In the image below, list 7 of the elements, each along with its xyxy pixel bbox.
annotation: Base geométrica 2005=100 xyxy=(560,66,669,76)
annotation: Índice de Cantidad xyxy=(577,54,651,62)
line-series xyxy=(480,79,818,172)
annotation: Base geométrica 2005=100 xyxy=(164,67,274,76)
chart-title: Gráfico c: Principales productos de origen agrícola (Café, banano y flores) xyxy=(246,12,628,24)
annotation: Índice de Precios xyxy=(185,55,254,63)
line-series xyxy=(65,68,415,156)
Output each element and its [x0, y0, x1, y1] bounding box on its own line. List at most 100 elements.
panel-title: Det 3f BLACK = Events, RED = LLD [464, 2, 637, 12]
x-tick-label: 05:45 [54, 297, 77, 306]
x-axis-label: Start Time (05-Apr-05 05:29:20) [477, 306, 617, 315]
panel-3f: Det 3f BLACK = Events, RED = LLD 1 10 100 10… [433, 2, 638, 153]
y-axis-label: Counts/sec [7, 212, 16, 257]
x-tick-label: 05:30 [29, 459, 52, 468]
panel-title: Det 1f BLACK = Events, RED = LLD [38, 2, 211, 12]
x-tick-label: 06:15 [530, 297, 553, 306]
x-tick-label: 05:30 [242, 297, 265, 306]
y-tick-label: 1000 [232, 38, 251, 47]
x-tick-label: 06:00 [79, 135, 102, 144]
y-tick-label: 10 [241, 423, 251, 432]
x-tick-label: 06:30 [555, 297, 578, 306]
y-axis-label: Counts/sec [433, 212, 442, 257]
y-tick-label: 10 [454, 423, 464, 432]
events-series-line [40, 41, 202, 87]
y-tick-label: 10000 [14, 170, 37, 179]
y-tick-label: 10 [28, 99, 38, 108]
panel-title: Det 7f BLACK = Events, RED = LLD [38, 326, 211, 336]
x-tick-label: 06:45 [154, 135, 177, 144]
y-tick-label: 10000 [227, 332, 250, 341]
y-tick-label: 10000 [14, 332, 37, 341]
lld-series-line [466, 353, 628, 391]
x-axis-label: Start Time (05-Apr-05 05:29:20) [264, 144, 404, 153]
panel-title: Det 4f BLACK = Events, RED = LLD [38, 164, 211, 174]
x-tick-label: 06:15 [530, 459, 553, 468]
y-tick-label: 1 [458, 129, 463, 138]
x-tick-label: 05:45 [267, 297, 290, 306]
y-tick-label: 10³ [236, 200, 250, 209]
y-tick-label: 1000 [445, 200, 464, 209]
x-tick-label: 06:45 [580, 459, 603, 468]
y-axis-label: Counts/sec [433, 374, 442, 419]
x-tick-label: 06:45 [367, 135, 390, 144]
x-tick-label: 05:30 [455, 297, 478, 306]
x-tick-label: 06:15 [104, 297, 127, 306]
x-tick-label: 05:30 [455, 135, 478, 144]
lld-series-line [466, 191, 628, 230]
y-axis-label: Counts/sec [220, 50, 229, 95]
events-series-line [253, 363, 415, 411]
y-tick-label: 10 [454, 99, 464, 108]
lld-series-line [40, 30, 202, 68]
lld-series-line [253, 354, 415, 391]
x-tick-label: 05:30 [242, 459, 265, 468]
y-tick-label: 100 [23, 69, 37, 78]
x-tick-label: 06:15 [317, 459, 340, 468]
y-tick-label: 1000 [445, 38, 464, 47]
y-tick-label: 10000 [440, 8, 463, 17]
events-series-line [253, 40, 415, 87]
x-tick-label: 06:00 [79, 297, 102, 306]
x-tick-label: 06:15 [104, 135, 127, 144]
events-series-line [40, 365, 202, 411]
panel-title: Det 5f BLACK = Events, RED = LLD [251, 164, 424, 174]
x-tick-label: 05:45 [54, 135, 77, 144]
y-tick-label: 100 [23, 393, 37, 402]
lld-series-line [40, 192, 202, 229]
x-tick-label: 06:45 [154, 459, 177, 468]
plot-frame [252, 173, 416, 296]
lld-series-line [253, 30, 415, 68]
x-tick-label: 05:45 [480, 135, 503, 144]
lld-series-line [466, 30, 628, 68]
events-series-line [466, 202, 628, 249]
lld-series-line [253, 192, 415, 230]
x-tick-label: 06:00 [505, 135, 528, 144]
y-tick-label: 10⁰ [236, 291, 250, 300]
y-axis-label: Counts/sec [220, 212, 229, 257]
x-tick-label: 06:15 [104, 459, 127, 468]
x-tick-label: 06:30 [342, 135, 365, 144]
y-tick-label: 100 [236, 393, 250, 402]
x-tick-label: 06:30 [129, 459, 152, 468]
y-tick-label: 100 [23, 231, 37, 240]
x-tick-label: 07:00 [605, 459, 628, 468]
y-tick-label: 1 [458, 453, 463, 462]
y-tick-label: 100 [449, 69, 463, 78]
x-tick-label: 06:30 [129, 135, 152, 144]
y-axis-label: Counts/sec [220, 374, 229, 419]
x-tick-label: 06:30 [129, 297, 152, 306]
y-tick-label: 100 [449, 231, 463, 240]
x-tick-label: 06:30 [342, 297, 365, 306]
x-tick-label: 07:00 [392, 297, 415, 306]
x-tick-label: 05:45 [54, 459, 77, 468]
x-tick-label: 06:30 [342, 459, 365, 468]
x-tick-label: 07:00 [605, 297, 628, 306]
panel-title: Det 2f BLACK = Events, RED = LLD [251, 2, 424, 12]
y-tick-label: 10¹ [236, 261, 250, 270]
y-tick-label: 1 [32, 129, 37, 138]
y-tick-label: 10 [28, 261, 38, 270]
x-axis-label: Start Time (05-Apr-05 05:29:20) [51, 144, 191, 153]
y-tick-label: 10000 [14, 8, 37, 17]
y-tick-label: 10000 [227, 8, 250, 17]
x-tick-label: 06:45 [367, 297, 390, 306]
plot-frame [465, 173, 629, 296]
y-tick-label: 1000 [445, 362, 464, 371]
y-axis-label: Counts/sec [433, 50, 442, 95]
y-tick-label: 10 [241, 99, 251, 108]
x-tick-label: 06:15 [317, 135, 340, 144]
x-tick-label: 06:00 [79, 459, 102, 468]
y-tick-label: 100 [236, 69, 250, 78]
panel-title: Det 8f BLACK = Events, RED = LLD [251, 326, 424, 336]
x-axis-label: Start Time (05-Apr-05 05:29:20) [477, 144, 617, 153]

● Instructions to follow
Edit the data above by changing every "Counts/sec" to "Counts per second" and leaving everything else unchanged.

● Response
In the image below, list 7 of the elements, each along with its xyxy pixel bbox.
annotation: Base geométrica 2005=100 xyxy=(560,66,669,76)
annotation: Índice de Cantidad xyxy=(577,54,651,62)
line-series xyxy=(480,79,818,172)
annotation: Base geométrica 2005=100 xyxy=(164,67,274,76)
chart-title: Gráfico c: Principales productos de origen agrícola (Café, banano y flores) xyxy=(246,12,628,24)
annotation: Índice de Precios xyxy=(185,55,254,63)
line-series xyxy=(65,68,415,156)
Output each element and its [x0, y0, x1, y1] bounding box on its own line. List at most 100 elements.
panel-title: Det 3f BLACK = Events, RED = LLD [464, 2, 637, 12]
x-tick-label: 05:45 [54, 297, 77, 306]
x-axis-label: Start Time (05-Apr-05 05:29:20) [477, 306, 617, 315]
panel-3f: Det 3f BLACK = Events, RED = LLD 1 10 100 10… [433, 2, 638, 153]
y-axis-label: Counts per second [7, 212, 16, 257]
x-tick-label: 05:30 [29, 459, 52, 468]
panel-title: Det 1f BLACK = Events, RED = LLD [38, 2, 211, 12]
x-tick-label: 06:15 [530, 297, 553, 306]
x-tick-label: 05:30 [242, 297, 265, 306]
y-tick-label: 1000 [232, 38, 251, 47]
x-tick-label: 06:00 [79, 135, 102, 144]
y-tick-label: 10 [241, 423, 251, 432]
x-tick-label: 06:30 [555, 297, 578, 306]
y-axis-label: Counts per second [433, 212, 442, 257]
y-tick-label: 10 [454, 423, 464, 432]
events-series-line [40, 41, 202, 87]
y-tick-label: 10000 [14, 170, 37, 179]
y-tick-label: 10 [28, 99, 38, 108]
panel-title: Det 7f BLACK = Events, RED = LLD [38, 326, 211, 336]
x-tick-label: 06:45 [154, 135, 177, 144]
y-tick-label: 10000 [227, 332, 250, 341]
y-tick-label: 10000 [14, 332, 37, 341]
lld-series-line [466, 353, 628, 391]
x-axis-label: Start Time (05-Apr-05 05:29:20) [264, 144, 404, 153]
panel-title: Det 4f BLACK = Events, RED = LLD [38, 164, 211, 174]
x-tick-label: 06:15 [530, 459, 553, 468]
y-tick-label: 1 [458, 129, 463, 138]
x-tick-label: 05:45 [267, 297, 290, 306]
y-tick-label: 10³ [236, 200, 250, 209]
y-tick-label: 1000 [445, 200, 464, 209]
x-tick-label: 06:45 [580, 459, 603, 468]
y-axis-label: Counts per second [433, 374, 442, 419]
x-tick-label: 06:45 [367, 135, 390, 144]
x-tick-label: 05:30 [455, 297, 478, 306]
x-tick-label: 06:15 [104, 297, 127, 306]
x-tick-label: 05:30 [455, 135, 478, 144]
lld-series-line [466, 191, 628, 230]
y-axis-label: Counts per second [220, 50, 229, 95]
events-series-line [253, 363, 415, 411]
y-tick-label: 10 [454, 99, 464, 108]
lld-series-line [40, 30, 202, 68]
lld-series-line [253, 354, 415, 391]
x-tick-label: 05:30 [242, 459, 265, 468]
y-tick-label: 100 [23, 69, 37, 78]
x-tick-label: 06:15 [317, 459, 340, 468]
y-tick-label: 1000 [445, 38, 464, 47]
y-tick-label: 10000 [440, 8, 463, 17]
events-series-line [253, 40, 415, 87]
x-tick-label: 06:00 [79, 297, 102, 306]
x-tick-label: 06:15 [104, 135, 127, 144]
events-series-line [40, 365, 202, 411]
panel-title: Det 5f BLACK = Events, RED = LLD [251, 164, 424, 174]
x-tick-label: 05:45 [54, 135, 77, 144]
y-tick-label: 100 [23, 393, 37, 402]
lld-series-line [40, 192, 202, 229]
x-tick-label: 06:45 [154, 459, 177, 468]
plot-frame [252, 173, 416, 296]
lld-series-line [253, 30, 415, 68]
x-tick-label: 05:45 [480, 135, 503, 144]
lld-series-line [466, 30, 628, 68]
events-series-line [466, 202, 628, 249]
lld-series-line [253, 192, 415, 230]
x-tick-label: 06:00 [505, 135, 528, 144]
y-tick-label: 10⁰ [236, 291, 250, 300]
y-axis-label: Counts per second [220, 212, 229, 257]
x-tick-label: 06:15 [104, 459, 127, 468]
x-tick-label: 06:30 [342, 135, 365, 144]
y-tick-label: 100 [236, 393, 250, 402]
x-tick-label: 06:30 [129, 459, 152, 468]
y-tick-label: 100 [23, 231, 37, 240]
x-tick-label: 07:00 [605, 459, 628, 468]
y-tick-label: 1 [458, 453, 463, 462]
y-tick-label: 100 [449, 69, 463, 78]
x-tick-label: 06:30 [129, 135, 152, 144]
y-axis-label: Counts per second [220, 374, 229, 419]
x-tick-label: 06:30 [129, 297, 152, 306]
y-tick-label: 100 [449, 231, 463, 240]
x-tick-label: 06:30 [342, 297, 365, 306]
x-tick-label: 07:00 [392, 297, 415, 306]
x-tick-label: 05:45 [54, 459, 77, 468]
x-tick-label: 06:30 [342, 459, 365, 468]
x-tick-label: 07:00 [605, 297, 628, 306]
panel-title: Det 2f BLACK = Events, RED = LLD [251, 2, 424, 12]
y-tick-label: 10¹ [236, 261, 250, 270]
y-tick-label: 1 [32, 129, 37, 138]
y-tick-label: 10 [28, 261, 38, 270]
x-axis-label: Start Time (05-Apr-05 05:29:20) [51, 144, 191, 153]
y-tick-label: 10000 [14, 8, 37, 17]
y-tick-label: 10000 [227, 8, 250, 17]
x-tick-label: 06:45 [367, 297, 390, 306]
plot-frame [465, 173, 629, 296]
y-tick-label: 1000 [445, 362, 464, 371]
y-axis-label: Counts per second [433, 50, 442, 95]
y-tick-label: 10 [241, 99, 251, 108]
x-tick-label: 06:15 [317, 135, 340, 144]
x-tick-label: 06:00 [79, 459, 102, 468]
y-tick-label: 100 [236, 69, 250, 78]
panel-title: Det 8f BLACK = Events, RED = LLD [251, 326, 424, 336]
x-axis-label: Start Time (05-Apr-05 05:29:20) [477, 144, 617, 153]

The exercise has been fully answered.